作業内容:
波動発生器の特許公報を、示された最後の文の後から書き続けよ。

(19)【発行国】日本国特許庁(JP)
(12)【公報種別】特許公報(B2)
(11)【特許番号】6261761
(24)【登録日】2017年12月22日
(45)【発行日】2018年1月17日
(54)【発明の名称】波動発生器および波動歯車装置
(51)【国際特許分類】
F16H 1/32 20060101AFI20180104BHJP
【FI】
F16H1/32 B
【請求項の数】6
【全頁数】8
(21)【出願番号】特願2016-559776(P2016-559776)
(86)(22)【出願日】2014年11月21日
(86)【国際出願番号】JP2014080959
(87)【国際公開番号】WO2016079876
(87)【国際公開日】20160526
【審査請求日】2017年4月6日
(73)【特許権者】
【識別番号】390040051
【氏名又は名称】株式会社ハーモニック・ドライブ・システムズ
(74)【代理人】
【識別番号】100090170
【弁理士】
【氏名又は名称】横沢 志郎
(72)【発明者】
【氏名】小林 優
【審査官】
塚本 英隆
(56)【参考文献】
【文献】
特開2009−133414(JP,A)
【文献】
特開平06−193663(JP,A)
【文献】
特開2011−2084(JP,A)
【文献】
特開2003−176857(JP,A)
(58)【調査した分野】(Int.Cl.,DB名)
F16H 1/32
(57)【特許請求の範囲】
【請求項1】
カップ状あるいはシルクハット状の可撓性の外歯歯車を楕円状に撓めて剛性の内歯歯車に部分的にかみ合わせる、波動歯車装置の波動発生器であって、
楕円状の外周面を備えた剛性のプラグと、
前記プラグの前記外周面に装着されたローラーベアリングと、
を有しており、
前記プラグの前記外周面は、
前記外周面の長軸位置では、前記プラグの中心軸線に沿った第1方向にテーパの付いたテーパ面であり、
前記外周面の短軸位置では、前記中心軸線に沿った前記第1方向とは逆の方向である第2方向にテーパについた逆テーパ面である
ことを特徴とする波動歯車装置の波動発生器。
【請求項2】
前記プラグの前記外周面は、前記中心軸線の方向の各軸直角断面上における楕円状輪郭線の周長が同一である請求項1に記載の波動歯車装置の波動発生器。

表示情報:
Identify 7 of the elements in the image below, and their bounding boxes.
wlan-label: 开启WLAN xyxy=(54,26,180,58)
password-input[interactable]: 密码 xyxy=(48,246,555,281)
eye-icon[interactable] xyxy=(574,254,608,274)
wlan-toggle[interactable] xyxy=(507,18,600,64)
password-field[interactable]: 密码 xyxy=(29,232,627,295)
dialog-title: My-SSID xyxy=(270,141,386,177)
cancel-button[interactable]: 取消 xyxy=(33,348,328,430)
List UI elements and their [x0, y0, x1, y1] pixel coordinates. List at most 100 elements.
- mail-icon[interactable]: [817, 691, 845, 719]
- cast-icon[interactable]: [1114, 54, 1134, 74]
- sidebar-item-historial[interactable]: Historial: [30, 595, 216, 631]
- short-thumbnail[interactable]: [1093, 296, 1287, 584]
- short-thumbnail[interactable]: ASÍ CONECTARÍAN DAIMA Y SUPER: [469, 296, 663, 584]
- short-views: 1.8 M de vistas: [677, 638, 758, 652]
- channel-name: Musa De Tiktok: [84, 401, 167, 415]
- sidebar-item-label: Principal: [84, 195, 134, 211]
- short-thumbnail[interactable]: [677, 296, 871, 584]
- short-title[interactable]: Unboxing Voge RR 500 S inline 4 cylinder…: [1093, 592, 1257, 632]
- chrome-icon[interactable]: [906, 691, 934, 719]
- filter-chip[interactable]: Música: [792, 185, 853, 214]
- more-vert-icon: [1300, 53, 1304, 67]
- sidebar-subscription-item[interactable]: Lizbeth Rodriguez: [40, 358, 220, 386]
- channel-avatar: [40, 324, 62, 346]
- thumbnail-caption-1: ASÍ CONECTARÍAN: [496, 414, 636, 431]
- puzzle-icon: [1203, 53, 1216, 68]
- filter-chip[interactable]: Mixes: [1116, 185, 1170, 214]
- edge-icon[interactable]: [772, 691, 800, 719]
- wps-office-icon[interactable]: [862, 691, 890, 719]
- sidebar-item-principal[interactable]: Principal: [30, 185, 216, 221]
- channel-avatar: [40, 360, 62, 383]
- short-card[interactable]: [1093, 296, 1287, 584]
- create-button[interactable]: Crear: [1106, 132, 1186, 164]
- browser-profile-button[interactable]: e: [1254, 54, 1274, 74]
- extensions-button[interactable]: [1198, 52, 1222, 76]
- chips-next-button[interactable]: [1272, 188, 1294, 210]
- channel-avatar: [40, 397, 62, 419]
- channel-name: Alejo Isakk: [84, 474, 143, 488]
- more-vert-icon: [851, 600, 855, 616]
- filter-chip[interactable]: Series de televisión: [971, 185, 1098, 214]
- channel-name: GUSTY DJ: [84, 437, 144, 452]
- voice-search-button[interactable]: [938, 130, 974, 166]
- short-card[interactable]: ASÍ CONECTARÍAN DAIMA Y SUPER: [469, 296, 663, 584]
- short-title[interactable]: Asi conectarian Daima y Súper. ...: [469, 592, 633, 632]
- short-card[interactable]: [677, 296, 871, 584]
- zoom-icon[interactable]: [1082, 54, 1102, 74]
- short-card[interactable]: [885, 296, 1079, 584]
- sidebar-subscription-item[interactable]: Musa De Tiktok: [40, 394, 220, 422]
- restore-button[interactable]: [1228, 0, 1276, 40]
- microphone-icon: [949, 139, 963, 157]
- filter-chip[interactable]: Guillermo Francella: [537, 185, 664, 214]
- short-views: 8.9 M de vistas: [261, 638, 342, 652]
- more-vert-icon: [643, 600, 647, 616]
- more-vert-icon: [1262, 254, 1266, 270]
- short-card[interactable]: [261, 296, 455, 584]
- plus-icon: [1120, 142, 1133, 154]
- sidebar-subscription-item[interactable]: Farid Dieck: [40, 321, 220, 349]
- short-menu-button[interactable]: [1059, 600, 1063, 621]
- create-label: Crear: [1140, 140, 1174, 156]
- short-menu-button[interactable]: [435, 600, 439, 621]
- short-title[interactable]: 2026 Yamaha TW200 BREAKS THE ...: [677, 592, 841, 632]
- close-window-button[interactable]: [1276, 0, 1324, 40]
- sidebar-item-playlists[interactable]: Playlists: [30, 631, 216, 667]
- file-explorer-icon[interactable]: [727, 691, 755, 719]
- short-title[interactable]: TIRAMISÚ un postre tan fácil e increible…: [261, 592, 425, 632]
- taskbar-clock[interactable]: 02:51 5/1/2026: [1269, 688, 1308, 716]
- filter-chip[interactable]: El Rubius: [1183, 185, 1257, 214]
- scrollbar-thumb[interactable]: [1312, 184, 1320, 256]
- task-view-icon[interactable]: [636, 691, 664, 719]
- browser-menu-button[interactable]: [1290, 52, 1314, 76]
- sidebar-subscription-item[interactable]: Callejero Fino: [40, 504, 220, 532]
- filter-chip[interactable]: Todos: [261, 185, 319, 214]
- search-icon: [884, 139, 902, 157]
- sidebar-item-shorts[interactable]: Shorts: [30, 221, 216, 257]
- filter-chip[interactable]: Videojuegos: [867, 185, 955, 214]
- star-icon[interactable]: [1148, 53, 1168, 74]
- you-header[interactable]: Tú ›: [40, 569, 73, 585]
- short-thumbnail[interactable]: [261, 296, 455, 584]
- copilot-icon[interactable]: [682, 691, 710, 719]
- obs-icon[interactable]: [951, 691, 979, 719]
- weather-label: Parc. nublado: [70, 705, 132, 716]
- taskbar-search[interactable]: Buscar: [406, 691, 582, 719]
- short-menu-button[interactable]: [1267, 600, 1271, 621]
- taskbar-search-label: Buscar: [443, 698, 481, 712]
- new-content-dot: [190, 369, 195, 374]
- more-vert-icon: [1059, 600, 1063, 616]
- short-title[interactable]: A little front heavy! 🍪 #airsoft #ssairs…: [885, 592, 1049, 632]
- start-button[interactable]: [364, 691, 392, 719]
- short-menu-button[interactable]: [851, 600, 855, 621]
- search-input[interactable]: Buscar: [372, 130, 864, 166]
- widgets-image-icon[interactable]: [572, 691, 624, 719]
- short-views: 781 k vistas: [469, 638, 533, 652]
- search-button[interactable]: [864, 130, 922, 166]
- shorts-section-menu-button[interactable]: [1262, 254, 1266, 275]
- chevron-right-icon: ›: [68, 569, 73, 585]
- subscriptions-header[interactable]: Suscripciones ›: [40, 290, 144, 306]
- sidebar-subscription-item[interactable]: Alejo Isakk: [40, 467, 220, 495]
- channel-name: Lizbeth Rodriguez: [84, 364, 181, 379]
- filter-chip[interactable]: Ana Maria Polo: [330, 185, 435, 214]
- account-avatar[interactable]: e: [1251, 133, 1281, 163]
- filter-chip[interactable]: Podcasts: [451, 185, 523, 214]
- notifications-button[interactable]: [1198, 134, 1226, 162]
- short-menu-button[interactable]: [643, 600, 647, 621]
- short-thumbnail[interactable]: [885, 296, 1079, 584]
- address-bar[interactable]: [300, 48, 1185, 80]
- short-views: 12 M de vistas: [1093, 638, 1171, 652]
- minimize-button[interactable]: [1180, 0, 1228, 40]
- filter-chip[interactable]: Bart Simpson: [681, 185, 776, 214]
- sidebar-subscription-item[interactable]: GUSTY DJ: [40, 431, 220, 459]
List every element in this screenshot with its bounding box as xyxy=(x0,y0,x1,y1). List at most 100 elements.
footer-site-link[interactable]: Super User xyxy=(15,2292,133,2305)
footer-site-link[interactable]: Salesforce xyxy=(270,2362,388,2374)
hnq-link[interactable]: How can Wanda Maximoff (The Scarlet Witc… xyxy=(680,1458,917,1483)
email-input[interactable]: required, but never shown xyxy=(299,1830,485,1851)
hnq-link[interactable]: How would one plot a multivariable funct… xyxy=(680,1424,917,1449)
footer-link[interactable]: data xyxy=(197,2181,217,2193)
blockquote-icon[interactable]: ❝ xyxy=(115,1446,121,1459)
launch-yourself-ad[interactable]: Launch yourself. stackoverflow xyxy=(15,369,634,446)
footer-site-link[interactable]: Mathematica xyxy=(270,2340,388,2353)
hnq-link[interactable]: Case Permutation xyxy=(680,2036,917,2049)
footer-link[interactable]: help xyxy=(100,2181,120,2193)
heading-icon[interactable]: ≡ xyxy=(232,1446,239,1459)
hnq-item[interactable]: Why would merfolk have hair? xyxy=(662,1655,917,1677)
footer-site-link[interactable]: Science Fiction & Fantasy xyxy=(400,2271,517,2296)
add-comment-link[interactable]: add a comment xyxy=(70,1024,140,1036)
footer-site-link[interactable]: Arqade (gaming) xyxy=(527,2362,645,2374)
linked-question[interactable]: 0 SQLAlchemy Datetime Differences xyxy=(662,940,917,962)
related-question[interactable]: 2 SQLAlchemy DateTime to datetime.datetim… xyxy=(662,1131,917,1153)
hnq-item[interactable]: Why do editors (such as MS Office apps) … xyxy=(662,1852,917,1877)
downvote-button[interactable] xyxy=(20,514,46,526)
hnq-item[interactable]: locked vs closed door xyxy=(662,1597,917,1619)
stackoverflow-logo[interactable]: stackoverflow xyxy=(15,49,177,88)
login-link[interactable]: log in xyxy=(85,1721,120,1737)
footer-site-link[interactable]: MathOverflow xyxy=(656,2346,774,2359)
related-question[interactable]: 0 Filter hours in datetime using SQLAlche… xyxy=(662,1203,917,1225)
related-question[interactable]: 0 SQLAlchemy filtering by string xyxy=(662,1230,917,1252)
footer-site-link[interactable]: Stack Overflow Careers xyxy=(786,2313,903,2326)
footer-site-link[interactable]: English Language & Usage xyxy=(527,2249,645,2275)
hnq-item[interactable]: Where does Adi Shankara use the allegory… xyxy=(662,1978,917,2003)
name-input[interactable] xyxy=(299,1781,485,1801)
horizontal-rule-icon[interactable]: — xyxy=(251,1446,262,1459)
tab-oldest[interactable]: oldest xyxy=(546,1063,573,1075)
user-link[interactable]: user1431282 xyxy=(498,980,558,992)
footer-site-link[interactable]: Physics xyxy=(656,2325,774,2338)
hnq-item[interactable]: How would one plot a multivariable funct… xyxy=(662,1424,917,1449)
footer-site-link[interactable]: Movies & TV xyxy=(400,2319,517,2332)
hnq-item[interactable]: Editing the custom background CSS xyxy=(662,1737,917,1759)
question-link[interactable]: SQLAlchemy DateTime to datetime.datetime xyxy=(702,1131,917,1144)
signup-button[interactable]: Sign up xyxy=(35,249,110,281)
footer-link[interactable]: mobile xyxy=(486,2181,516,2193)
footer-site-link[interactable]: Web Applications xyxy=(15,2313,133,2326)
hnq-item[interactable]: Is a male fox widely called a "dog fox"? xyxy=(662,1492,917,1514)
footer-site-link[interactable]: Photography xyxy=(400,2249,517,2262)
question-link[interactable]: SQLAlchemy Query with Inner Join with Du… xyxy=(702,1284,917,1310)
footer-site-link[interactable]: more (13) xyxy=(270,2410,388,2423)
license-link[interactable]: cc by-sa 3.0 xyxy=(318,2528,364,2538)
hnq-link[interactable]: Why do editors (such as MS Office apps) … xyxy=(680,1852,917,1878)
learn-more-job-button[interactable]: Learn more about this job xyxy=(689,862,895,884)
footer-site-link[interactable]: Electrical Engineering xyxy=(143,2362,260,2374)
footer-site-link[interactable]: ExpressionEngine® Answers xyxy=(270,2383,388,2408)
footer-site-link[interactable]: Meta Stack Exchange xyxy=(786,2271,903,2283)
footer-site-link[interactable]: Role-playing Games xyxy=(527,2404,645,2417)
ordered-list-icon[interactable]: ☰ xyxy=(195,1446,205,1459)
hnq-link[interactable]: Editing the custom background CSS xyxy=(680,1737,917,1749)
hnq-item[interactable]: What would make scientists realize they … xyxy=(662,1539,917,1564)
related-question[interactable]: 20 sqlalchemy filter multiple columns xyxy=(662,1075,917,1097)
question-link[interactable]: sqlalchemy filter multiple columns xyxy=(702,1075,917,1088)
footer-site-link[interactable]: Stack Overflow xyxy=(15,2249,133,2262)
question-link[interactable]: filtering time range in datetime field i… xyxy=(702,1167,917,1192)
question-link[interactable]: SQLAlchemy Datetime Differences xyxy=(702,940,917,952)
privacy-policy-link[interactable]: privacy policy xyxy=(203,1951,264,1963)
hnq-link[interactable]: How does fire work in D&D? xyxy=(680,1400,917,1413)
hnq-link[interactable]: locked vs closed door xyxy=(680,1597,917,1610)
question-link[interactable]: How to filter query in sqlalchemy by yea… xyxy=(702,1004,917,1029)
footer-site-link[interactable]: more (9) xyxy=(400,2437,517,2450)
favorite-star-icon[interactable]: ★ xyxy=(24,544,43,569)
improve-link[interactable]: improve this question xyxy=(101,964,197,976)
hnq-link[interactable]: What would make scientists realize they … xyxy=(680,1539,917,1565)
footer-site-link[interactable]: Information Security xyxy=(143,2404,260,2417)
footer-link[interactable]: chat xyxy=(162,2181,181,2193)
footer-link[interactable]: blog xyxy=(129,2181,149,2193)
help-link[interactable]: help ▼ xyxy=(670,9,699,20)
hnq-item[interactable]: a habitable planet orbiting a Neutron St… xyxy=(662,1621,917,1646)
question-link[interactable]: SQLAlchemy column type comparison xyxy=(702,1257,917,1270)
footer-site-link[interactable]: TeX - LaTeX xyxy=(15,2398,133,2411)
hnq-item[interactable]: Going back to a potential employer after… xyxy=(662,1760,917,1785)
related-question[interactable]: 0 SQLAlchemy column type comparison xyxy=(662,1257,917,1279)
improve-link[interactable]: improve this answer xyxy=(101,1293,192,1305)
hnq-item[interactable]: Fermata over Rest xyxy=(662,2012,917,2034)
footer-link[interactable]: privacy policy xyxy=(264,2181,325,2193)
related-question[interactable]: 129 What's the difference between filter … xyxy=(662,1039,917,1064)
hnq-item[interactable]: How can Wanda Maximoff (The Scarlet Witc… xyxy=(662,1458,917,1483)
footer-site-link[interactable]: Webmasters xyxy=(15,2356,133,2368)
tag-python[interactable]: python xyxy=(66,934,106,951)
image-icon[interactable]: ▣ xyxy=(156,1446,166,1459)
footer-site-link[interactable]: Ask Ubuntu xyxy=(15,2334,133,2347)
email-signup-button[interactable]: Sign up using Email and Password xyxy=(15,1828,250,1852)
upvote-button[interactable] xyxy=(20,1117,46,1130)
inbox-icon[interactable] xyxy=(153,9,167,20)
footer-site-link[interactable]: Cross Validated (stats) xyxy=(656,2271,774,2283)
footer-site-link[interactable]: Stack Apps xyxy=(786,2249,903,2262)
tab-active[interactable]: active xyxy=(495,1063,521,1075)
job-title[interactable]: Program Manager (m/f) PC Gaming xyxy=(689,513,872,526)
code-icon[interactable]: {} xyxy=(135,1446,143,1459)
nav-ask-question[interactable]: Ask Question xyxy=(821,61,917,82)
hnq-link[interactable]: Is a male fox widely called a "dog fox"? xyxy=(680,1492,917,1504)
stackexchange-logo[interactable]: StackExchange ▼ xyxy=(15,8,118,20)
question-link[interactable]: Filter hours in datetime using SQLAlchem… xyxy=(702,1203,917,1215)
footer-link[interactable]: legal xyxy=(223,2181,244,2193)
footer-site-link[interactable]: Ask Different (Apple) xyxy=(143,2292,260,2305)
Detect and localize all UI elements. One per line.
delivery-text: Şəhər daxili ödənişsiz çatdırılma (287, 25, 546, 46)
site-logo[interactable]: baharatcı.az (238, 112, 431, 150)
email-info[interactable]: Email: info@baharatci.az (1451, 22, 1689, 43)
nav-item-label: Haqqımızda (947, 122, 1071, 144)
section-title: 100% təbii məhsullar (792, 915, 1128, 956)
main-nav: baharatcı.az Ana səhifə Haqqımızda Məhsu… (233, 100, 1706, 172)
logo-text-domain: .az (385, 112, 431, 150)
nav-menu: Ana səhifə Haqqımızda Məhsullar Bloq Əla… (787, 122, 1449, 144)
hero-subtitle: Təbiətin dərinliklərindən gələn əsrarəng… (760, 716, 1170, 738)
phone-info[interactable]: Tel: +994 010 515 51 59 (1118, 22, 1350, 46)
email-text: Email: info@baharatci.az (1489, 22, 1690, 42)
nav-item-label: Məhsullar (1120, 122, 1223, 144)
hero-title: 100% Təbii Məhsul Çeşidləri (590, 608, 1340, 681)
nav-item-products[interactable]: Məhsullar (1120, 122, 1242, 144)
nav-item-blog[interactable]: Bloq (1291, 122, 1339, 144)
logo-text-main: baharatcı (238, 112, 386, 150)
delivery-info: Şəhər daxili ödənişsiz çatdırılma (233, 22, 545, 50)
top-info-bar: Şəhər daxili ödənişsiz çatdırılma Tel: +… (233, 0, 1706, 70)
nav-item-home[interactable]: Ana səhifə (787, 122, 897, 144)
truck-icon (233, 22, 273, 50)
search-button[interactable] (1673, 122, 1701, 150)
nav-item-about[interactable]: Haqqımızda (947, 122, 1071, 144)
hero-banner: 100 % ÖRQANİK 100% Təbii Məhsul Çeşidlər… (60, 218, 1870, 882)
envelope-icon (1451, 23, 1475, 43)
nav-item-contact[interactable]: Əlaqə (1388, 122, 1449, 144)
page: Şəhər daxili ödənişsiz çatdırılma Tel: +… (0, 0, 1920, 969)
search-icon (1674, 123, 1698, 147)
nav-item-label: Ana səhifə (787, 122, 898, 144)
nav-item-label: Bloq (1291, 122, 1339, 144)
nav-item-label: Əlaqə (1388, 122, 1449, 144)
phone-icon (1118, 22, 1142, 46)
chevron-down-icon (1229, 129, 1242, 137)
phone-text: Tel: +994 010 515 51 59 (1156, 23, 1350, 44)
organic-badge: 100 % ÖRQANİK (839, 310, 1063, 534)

解答:
【請求項3】
前記プラグの前記外周面には、その周方向の各位置において異なるテーパ角が付いており、
前記テーパ角は、前記外歯歯車の外歯形成部分における歯幅方向の所定の位置を予め定めた設定楕円形状に撓めた場合に、前記外歯形成部分における円周方向の各位置におけるコーニング角に対応する角度である請求項1に記載の波動歯車装置の波動発生器。
【請求項4】
前記プラグに、前記ローラーベアリングの内輪が一体形成されており、
前記外周面は内輪軌道面である請求項1に記載の波動歯車装置の波動発生器。
【請求項5】
剛性の内歯歯車と、
カップ形状あるいはシルクハット形状をした可撓性の外歯歯車と、
前記外歯歯車を楕円状に撓めて前記内歯歯車にかみ合わせ、これら両歯車のかみ合い位置を周方向に移動させる波動発生器と、
を有しており、
前記波動発生器は、請求項1ないし4のうちのいずれか一つの項に記載の波動発生器であることを特徴とする波動歯車装置。
【請求項6】
前記外歯歯車の外歯形成部分に、前記波動発生器の前記ローラーベアリングの外輪が一体形成されている請求項5に記載の波動歯車装置。
【発明の詳細な説明】
【技術分野】
【0001】
本発明は、波動歯車装置の波動発生器に関し、特に、カップ形状あるいはシルクハット形状の可撓性の外歯歯車を備えた波動歯車装置に用いる波動発生器に関する。
【背景技術】
【0002】
波動歯車装置の波動発生器は、剛性のプラグと、このプラグの楕円状外周面に装着したウエーブベアリングとを備えている。特許文献1には、ウエーブベアリングとして、ニードルローラーベアリングを用いた波動発生器が提案されている。
【先行技術文献】
【特許文献】
【0003】
【特許文献1】特開2011−190826号公報
【発明の概要】
【発明が解決しようとする課題】
【0004】
従来のローラーベアリングを用いた波動発生器は、円筒状の外歯歯車を備えたフラット型と呼ばれる波動歯車装置に採用されている。この構成の波動発生器を、カップ形状あるいはシルクハット形状の外歯歯車を備えたカップ型あるいはシルクハット型と呼ばれる波動歯車装置に採用すると、次のような弊害が生じる。
【0005】
カップ形状あるいはシルクハット形状の外歯歯車は、その外歯形成部分が波動発生器によって楕円状に撓められると、三次元の撓み状態が生じる。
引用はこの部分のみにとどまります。